[Stored data]:
******
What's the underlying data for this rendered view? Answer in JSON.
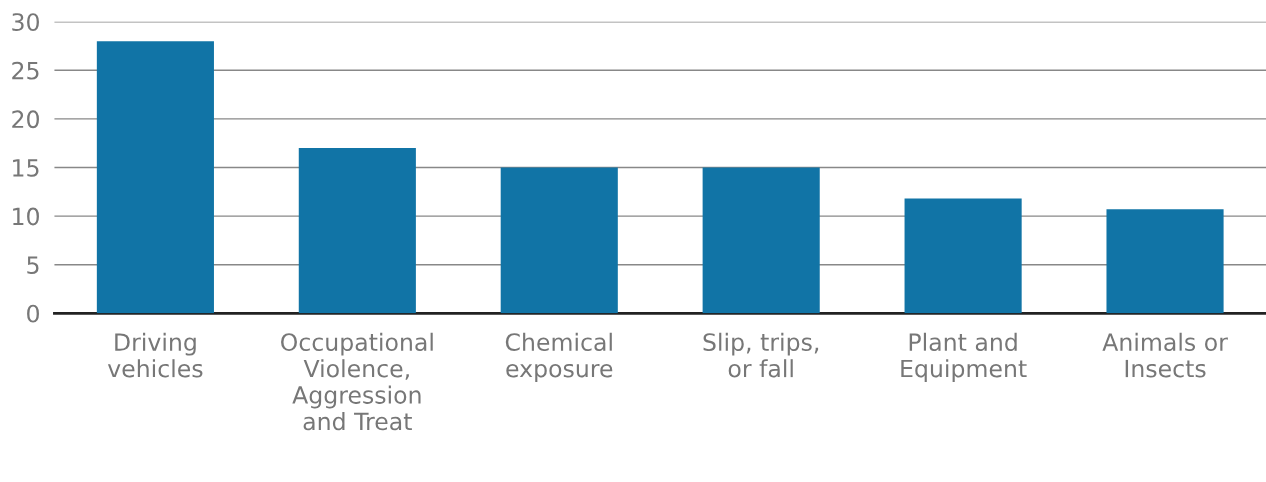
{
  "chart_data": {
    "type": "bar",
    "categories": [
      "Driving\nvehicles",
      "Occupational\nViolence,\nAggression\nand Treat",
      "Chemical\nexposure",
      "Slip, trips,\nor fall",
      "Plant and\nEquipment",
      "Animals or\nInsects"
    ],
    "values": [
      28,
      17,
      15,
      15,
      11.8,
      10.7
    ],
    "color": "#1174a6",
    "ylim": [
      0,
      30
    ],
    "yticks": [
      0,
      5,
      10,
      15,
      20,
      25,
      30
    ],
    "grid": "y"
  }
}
******
[Task]: Each line of the material must be retyped exactly, except that images are omitted.

[Solution to this problem]:
What's the underlying data for this rendered view? Answer in JSON.
{
  "chart_data": {
    "type": "bar",
    "categories": [
      "Driving\nvehicles",
      "Occupational\nViolence,\nAggression\nand Treat",
      "Chemical\nexposure",
      "Slip, trips,\nor fall",
      "Plant and\nEquipment",
      "Animals or\nInsects"
    ],
    "values": [
      28,
      17,
      15,
      15,
      11.8,
      10.7
    ],
    "color": "#1174a6",
    "ylim": [
      0,
      30
    ],
    "yticks": [
      0,
      5,
      10,
      15,
      20,
      25,
      30
    ],
    "grid": "y"
  }
}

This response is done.